(Written problem):
Find the lines holding the word "Политехник" and collect them.

(The input):
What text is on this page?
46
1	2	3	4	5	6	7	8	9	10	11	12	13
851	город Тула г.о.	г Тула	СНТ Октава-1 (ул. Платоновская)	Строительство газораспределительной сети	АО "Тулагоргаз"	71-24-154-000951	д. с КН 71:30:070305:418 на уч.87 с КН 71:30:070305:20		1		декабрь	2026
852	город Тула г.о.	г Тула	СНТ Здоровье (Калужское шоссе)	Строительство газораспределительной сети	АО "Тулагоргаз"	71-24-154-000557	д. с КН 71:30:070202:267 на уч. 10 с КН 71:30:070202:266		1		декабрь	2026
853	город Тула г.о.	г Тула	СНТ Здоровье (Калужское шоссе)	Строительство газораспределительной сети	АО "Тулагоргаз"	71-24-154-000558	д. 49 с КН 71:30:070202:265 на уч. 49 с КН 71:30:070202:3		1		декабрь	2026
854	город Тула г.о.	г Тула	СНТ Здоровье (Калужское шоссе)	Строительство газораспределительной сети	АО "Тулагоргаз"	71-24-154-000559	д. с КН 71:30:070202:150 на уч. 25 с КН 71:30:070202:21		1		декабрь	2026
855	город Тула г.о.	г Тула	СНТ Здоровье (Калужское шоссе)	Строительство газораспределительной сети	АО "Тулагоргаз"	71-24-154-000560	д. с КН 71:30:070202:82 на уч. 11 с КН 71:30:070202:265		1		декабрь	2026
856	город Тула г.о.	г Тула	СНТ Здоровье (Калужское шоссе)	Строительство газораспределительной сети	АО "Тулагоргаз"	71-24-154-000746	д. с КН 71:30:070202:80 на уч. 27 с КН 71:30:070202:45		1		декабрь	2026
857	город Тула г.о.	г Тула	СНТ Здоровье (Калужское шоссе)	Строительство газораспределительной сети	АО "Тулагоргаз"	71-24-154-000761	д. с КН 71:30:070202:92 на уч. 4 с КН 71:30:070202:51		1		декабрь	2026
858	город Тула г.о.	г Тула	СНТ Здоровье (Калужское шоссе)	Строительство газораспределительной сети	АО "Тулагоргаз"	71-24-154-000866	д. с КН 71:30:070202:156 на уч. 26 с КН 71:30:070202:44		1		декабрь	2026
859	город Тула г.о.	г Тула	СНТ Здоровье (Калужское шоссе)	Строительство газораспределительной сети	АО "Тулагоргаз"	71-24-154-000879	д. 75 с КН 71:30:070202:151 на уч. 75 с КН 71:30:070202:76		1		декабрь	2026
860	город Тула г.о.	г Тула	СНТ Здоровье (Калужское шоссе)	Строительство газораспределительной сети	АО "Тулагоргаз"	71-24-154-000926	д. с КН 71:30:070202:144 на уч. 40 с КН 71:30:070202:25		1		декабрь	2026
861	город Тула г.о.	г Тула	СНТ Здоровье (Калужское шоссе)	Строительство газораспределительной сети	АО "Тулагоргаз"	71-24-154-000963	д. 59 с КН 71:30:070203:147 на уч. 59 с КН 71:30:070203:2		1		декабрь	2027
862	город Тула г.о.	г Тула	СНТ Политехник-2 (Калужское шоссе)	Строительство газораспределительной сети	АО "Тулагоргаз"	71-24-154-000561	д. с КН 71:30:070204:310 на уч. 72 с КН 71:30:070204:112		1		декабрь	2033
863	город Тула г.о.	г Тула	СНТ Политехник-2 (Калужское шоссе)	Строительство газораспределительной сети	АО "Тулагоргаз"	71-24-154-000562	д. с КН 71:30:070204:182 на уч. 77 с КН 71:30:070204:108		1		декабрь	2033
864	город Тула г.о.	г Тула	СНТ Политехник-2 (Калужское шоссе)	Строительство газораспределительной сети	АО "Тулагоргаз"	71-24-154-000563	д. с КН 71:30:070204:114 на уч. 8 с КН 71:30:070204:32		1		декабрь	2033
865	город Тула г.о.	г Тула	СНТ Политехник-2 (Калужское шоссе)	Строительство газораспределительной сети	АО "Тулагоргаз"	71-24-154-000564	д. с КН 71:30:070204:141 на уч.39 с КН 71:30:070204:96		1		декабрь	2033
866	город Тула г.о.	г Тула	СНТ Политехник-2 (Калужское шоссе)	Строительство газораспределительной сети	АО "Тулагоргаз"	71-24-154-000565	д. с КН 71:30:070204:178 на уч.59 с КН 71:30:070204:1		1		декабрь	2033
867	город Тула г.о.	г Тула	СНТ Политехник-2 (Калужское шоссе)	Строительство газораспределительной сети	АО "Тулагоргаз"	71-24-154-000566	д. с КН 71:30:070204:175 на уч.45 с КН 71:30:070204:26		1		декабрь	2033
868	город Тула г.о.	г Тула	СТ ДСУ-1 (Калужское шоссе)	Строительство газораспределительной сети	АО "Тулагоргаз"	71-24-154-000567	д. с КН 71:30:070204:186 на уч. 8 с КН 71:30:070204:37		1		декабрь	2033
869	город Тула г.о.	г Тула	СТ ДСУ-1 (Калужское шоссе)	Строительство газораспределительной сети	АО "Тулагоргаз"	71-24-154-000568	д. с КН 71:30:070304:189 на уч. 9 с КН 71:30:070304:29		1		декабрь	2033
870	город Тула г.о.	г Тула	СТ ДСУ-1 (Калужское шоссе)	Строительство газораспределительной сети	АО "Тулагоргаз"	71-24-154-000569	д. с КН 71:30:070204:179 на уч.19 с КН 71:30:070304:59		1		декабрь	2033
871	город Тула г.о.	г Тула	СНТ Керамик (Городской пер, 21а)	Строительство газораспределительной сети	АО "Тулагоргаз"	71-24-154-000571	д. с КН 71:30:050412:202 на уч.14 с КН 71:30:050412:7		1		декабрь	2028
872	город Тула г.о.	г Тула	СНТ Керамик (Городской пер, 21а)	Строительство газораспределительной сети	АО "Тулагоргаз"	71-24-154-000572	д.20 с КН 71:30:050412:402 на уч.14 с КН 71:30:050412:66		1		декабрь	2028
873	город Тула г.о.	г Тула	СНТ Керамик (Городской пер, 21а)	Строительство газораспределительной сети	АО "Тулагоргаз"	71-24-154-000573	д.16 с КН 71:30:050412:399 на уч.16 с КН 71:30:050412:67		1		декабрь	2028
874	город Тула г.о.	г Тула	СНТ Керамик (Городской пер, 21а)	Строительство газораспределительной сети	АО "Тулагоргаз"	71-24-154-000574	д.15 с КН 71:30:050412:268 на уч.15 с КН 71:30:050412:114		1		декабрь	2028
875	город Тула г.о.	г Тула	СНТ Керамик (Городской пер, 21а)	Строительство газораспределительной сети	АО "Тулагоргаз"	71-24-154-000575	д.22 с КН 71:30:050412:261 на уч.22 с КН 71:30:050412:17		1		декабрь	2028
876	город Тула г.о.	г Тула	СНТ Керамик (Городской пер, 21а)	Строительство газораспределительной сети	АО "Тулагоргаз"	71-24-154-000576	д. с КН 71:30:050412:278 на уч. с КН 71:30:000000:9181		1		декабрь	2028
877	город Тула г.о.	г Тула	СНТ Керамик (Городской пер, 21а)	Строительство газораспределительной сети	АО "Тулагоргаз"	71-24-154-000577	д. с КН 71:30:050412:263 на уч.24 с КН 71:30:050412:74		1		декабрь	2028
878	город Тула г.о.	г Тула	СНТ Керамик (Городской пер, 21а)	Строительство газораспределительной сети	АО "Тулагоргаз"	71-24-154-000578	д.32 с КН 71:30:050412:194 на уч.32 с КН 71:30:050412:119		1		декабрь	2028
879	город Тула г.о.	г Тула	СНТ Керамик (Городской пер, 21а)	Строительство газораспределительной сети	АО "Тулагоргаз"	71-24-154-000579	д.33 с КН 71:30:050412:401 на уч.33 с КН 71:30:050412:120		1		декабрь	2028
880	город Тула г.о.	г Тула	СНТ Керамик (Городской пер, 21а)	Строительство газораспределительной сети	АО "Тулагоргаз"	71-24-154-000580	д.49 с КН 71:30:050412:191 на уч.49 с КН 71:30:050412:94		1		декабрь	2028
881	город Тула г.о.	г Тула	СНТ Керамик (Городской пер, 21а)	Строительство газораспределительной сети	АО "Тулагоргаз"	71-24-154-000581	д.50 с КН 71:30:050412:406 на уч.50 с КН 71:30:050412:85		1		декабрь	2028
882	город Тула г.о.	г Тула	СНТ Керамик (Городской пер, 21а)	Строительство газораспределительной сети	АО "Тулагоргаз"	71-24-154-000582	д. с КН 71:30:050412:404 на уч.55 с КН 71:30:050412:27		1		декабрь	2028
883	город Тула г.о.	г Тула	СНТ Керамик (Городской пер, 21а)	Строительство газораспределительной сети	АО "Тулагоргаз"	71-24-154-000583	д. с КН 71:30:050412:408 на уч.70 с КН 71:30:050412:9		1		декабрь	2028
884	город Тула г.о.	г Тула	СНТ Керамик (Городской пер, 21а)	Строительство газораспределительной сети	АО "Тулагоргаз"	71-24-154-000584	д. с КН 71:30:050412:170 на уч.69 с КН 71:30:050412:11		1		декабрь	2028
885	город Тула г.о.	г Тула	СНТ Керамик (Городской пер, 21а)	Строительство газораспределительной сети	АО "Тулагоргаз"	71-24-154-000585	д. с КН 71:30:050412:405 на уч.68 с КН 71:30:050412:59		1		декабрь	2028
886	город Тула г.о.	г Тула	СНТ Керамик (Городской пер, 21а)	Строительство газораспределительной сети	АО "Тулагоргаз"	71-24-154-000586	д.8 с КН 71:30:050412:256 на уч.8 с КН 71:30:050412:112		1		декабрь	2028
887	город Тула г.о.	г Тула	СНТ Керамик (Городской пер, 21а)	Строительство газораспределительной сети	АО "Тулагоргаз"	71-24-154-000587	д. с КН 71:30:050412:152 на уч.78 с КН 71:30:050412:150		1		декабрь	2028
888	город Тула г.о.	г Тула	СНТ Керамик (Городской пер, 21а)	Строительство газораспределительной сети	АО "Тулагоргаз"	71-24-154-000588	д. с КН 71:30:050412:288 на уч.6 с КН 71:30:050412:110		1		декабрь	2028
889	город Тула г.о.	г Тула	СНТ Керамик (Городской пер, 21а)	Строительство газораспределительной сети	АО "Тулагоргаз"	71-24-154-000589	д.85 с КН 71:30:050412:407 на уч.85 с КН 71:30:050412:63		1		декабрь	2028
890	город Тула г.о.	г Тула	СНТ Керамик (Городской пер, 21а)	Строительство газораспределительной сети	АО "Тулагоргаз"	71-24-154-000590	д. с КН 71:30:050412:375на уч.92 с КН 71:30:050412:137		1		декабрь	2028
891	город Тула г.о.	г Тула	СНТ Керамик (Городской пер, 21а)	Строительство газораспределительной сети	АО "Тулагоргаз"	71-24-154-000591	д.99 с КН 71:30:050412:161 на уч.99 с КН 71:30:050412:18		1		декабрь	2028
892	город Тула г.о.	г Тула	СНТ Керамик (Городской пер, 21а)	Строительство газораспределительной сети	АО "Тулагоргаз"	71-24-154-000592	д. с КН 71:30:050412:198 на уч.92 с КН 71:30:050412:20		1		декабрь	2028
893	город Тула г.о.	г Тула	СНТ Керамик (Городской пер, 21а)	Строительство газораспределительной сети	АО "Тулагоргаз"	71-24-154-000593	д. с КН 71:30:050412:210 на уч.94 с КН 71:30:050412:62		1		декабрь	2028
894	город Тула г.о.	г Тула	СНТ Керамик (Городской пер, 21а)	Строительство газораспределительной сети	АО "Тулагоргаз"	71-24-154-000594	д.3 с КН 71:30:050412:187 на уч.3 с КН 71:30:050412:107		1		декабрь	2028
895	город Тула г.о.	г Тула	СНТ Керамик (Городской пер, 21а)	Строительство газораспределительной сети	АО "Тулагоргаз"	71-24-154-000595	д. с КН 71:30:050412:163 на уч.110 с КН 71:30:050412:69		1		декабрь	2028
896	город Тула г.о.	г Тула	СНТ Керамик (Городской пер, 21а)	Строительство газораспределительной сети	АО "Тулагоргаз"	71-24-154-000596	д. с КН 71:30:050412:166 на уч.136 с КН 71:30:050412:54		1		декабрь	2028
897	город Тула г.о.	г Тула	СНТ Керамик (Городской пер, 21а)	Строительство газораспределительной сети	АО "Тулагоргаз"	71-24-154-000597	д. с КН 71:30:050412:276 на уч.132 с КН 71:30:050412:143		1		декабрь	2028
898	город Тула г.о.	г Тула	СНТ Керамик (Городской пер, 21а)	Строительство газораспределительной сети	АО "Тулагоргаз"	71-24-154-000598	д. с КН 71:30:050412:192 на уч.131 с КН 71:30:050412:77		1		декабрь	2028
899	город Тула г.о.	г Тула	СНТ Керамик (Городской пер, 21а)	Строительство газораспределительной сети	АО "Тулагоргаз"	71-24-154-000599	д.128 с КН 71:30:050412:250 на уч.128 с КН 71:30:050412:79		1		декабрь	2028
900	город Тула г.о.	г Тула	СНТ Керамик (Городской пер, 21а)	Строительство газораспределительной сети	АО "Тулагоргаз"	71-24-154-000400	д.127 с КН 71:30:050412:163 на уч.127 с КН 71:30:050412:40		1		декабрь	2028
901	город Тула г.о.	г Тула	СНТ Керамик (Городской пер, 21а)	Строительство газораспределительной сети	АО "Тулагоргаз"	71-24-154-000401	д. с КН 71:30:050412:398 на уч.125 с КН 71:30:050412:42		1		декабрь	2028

(Task answer):
862	город Тула г.о.	г Тула	СНТ Политехник-2 (Калужское шоссе)	Строительство газораспределительной сети	АО "Тулагоргаз"	71-24-154-000561	д. с КН 71:30:070204:310 на уч. 72 с КН 71:30:070204:112		1		декабрь	2033
863	город Тула г.о.	г Тула	СНТ Политехник-2 (Калужское шоссе)	Строительство газораспределительной сети	АО "Тулагоргаз"	71-24-154-000562	д. с КН 71:30:070204:182 на уч. 77 с КН 71:30:070204:108		1		декабрь	2033
864	город Тула г.о.	г Тула	СНТ Политехник-2 (Калужское шоссе)	Строительство газораспределительной сети	АО "Тулагоргаз"	71-24-154-000563	д. с КН 71:30:070204:114 на уч. 8 с КН 71:30:070204:32		1		декабрь	2033
865	город Тула г.о.	г Тула	СНТ Политехник-2 (Калужское шоссе)	Строительство газораспределительной сети	АО "Тулагоргаз"	71-24-154-000564	д. с КН 71:30:070204:141 на уч.39 с КН 71:30:070204:96		1		декабрь	2033
866	город Тула г.о.	г Тула	СНТ Политехник-2 (Калужское шоссе)	Строительство газораспределительной сети	АО "Тулагоргаз"	71-24-154-000565	д. с КН 71:30:070204:178 на уч.59 с КН 71:30:070204:1		1		декабрь	2033
867	город Тула г.о.	г Тула	СНТ Политехник-2 (Калужское шоссе)	Строительство газораспределительной сети	АО "Тулагоргаз"	71-24-154-000566	д. с КН 71:30:070204:175 на уч.45 с КН 71:30:070204:26		1		декабрь	2033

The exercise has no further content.